▶ **Directive**:
Output the material below unchanged, apart from leaving out the pictures.

========

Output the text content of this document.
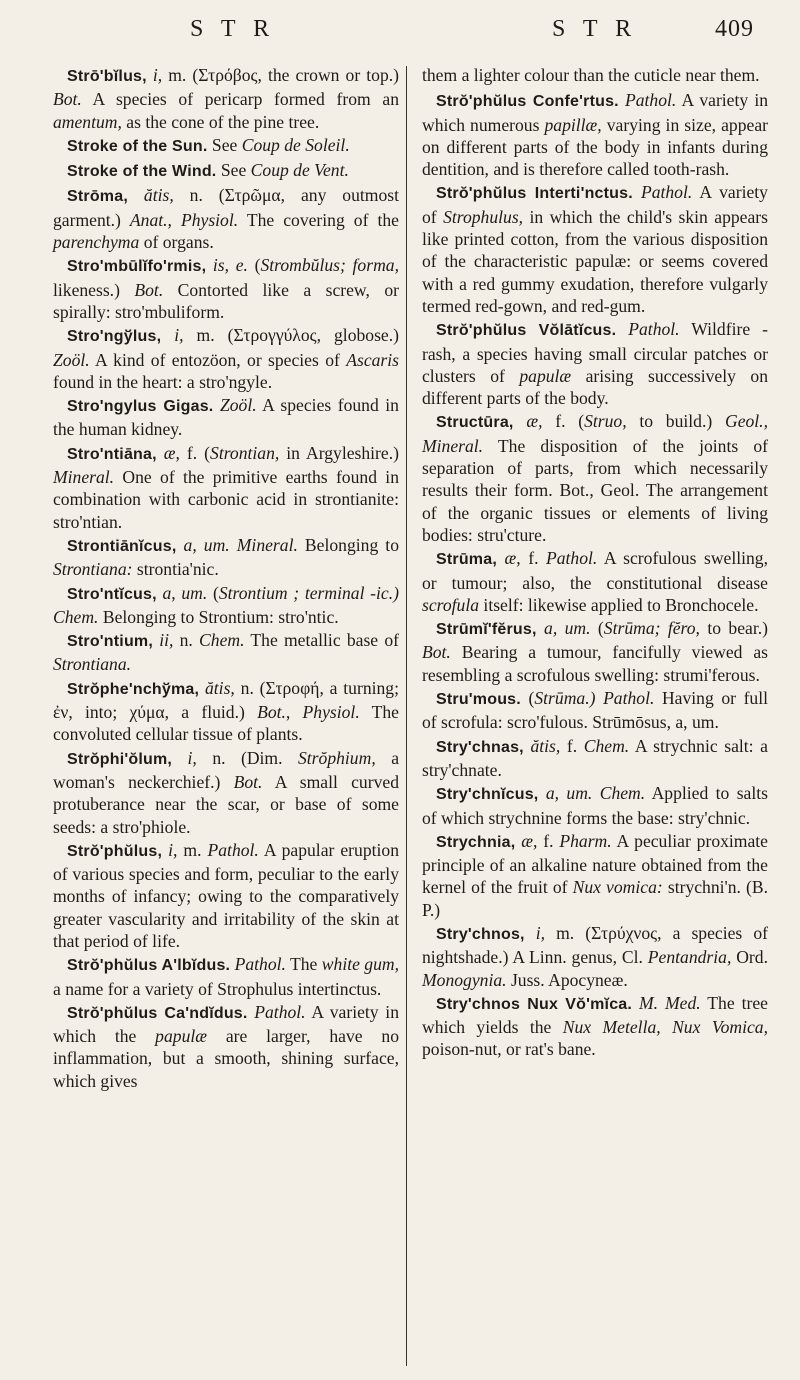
S T R	S T R	409

Strō'bĭlus, i, m. (Στρόβος, the crown or top.) Bot. A species of pericarp formed from an amentum, as the cone of the pine tree.

Stroke of the Sun. See Coup de Soleil.

Stroke of the Wind. See Coup de Vent.

Strōma, ătis, n. (Στρῶμα, any outmost garment.) Anat., Physiol. The covering of the parenchyma of organs.

Stro'mbūlĭfo'rmis, is, e. (Strombŭlus; forma, likeness.) Bot. Contorted like a screw, or spirally: stro'mbuliform.

Stro'ngўlus, i, m. (Στρογγύλος, globose.) Zoöl. A kind of entozöon, or species of Ascaris found in the heart: a stro'ngyle.

Stro'ngylus Gigas. Zoöl. A species found in the human kidney.

Stro'ntiāna, æ, f. (Strontian, in Argyleshire.) Mineral. One of the primitive earths found in combination with carbonic acid in strontianite: stro'ntian.

Strontiānĭcus, a, um. Mineral. Belonging to Strontiana: strontia'nic.

Stro'ntĭcus, a, um. (Strontium ; terminal -ic.) Chem. Belonging to Strontium: stro'ntic.

Stro'ntium, ii, n. Chem. The metallic base of Strontiana.

Strŏphe'nchўma, ătis, n. (Στροφή, a turning; ἐν, into; χύμα, a fluid.) Bot., Physiol. The convoluted cellular tissue of plants.

Strŏphi'ŏlum, i, n. (Dim. Strŏphium, a woman's neckerchief.) Bot. A small curved protuberance near the scar, or base of some seeds: a stro'phiole.

Strŏ'phŭlus, i, m. Pathol. A papular eruption of various species and form, peculiar to the early months of infancy; owing to the comparatively greater vascularity and irritability of the skin at that period of life.

Strŏ'phŭlus A'lbĭdus. Pathol. The white gum, a name for a variety of Strophulus intertinctus.

Strŏ'phŭlus Ca'ndĭdus. Pathol. A variety in which the papulæ are larger, have no inflammation, but a smooth, shining surface, which gives

them a lighter colour than the cuticle near them.

Strŏ'phŭlus Confe'rtus. Pathol. A variety in which numerous papillæ, varying in size, appear on different parts of the body in infants during dentition, and is therefore called tooth-rash.

Strŏ'phŭlus Interti'nctus. Pathol. A variety of Strophulus, in which the child's skin appears like printed cotton, from the various disposition of the characteristic papulæ: or seems covered with a red gummy exudation, therefore vulgarly termed red-gown, and red-gum.

Strŏ'phŭlus Vŏlātĭcus. Pathol. Wildfire - rash, a species having small circular patches or clusters of papulæ arising successively on different parts of the body.

Structūra, æ, f. (Struo, to build.) Geol., Mineral. The disposition of the joints of separation of parts, from which necessarily results their form. Bot., Geol. The arrangement of the organic tissues or elements of living bodies: stru'cture.

Strūma, æ, f. Pathol. A scrofulous swelling, or tumour; also, the constitutional disease scrofula itself: likewise applied to Bronchocele.

Strūmĭ'fĕrus, a, um. (Strūma; fĕro, to bear.) Bot. Bearing a tumour, fancifully viewed as resembling a scrofulous swelling: strumi'ferous.

Stru'mous. (Strūma.) Pathol. Having or full of scrofula: scro'fulous. Strūmōsus, a, um.

Stry'chnas, ătis, f. Chem. A strychnic salt: a stry'chnate.

Stry'chnĭcus, a, um. Chem. Applied to salts of which strychnine forms the base: stry'chnic.

Strychnia, æ, f. Pharm. A peculiar proximate principle of an alkaline nature obtained from the kernel of the fruit of Nux vomica: strychni'n. (B. P.)

Stry'chnos, i, m. (Στρύχνος, a species of nightshade.) A Linn. genus, Cl. Pentandria, Ord. Monogynia. Juss. Apocyneæ.

Stry'chnos Nux Vŏ'mĭca. M. Med. The tree which yields the Nux Metella, Nux Vomica, poison-nut, or rat's bane.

========

▶ **Answer for the task**:
Output the text content of this document.
S T R	S T R	409

Strō'bĭlus, i, m. (Στρόβος, the crown or top.) Bot. A species of pericarp formed from an amentum, as the cone of the pine tree.

Stroke of the Sun. See Coup de Soleil.

Stroke of the Wind. See Coup de Vent.

Strōma, ătis, n. (Στρῶμα, any outmost garment.) Anat., Physiol. The covering of the parenchyma of organs.

Stro'mbūlĭfo'rmis, is, e. (Strombŭlus; forma, likeness.) Bot. Contorted like a screw, or spirally: stro'mbuliform.

Stro'ngўlus, i, m. (Στρογγύλος, globose.) Zoöl. A kind of entozöon, or species of Ascaris found in the heart: a stro'ngyle.

Stro'ngylus Gigas. Zoöl. A species found in the human kidney.

Stro'ntiāna, æ, f. (Strontian, in Argyleshire.) Mineral. One of the primitive earths found in combination with carbonic acid in strontianite: stro'ntian.

Strontiānĭcus, a, um. Mineral. Belonging to Strontiana: strontia'nic.

Stro'ntĭcus, a, um. (Strontium ; terminal -ic.) Chem. Belonging to Strontium: stro'ntic.

Stro'ntium, ii, n. Chem. The metallic base of Strontiana.

Strŏphe'nchўma, ătis, n. (Στροφή, a turning; ἐν, into; χύμα, a fluid.) Bot., Physiol. The convoluted cellular tissue of plants.

Strŏphi'ŏlum, i, n. (Dim. Strŏphium, a woman's neckerchief.) Bot. A small curved protuberance near the scar, or base of some seeds: a stro'phiole.

Strŏ'phŭlus, i, m. Pathol. A papular eruption of various species and form, peculiar to the early months of infancy; owing to the comparatively greater vascularity and irritability of the skin at that period of life.

Strŏ'phŭlus A'lbĭdus. Pathol. The white gum, a name for a variety of Strophulus intertinctus.

Strŏ'phŭlus Ca'ndĭdus. Pathol. A variety in which the papulæ are larger, have no inflammation, but a smooth, shining surface, which gives

them a lighter colour than the cuticle near them.

Strŏ'phŭlus Confe'rtus. Pathol. A variety in which numerous papillæ, varying in size, appear on different parts of the body in infants during dentition, and is therefore called tooth-rash.

Strŏ'phŭlus Interti'nctus. Pathol. A variety of Strophulus, in which the child's skin appears like printed cotton, from the various disposition of the characteristic papulæ: or seems covered with a red gummy exudation, therefore vulgarly termed red-gown, and red-gum.

Strŏ'phŭlus Vŏlātĭcus. Pathol. Wildfire - rash, a species having small circular patches or clusters of papulæ arising successively on different parts of the body.

Structūra, æ, f. (Struo, to build.) Geol., Mineral. The disposition of the joints of separation of parts, from which necessarily results their form. Bot., Geol. The arrangement of the organic tissues or elements of living bodies: stru'cture.

Strūma, æ, f. Pathol. A scrofulous swelling, or tumour; also, the constitutional disease scrofula itself: likewise applied to Bronchocele.

Strūmĭ'fĕrus, a, um. (Strūma; fĕro, to bear.) Bot. Bearing a tumour, fancifully viewed as resembling a scrofulous swelling: strumi'ferous.

Stru'mous. (Strūma.) Pathol. Having or full of scrofula: scro'fulous. Strūmōsus, a, um.

Stry'chnas, ătis, f. Chem. A strychnic salt: a stry'chnate.

Stry'chnĭcus, a, um. Chem. Applied to salts of which strychnine forms the base: stry'chnic.

Strychnia, æ, f. Pharm. A peculiar proximate principle of an alkaline nature obtained from the kernel of the fruit of Nux vomica: strychni'n. (B. P.)

Stry'chnos, i, m. (Στρύχνος, a species of nightshade.) A Linn. genus, Cl. Pentandria, Ord. Monogynia. Juss. Apocyneæ.

Stry'chnos Nux Vŏ'mĭca. M. Med. The tree which yields the Nux Metella, Nux Vomica, poison-nut, or rat's bane.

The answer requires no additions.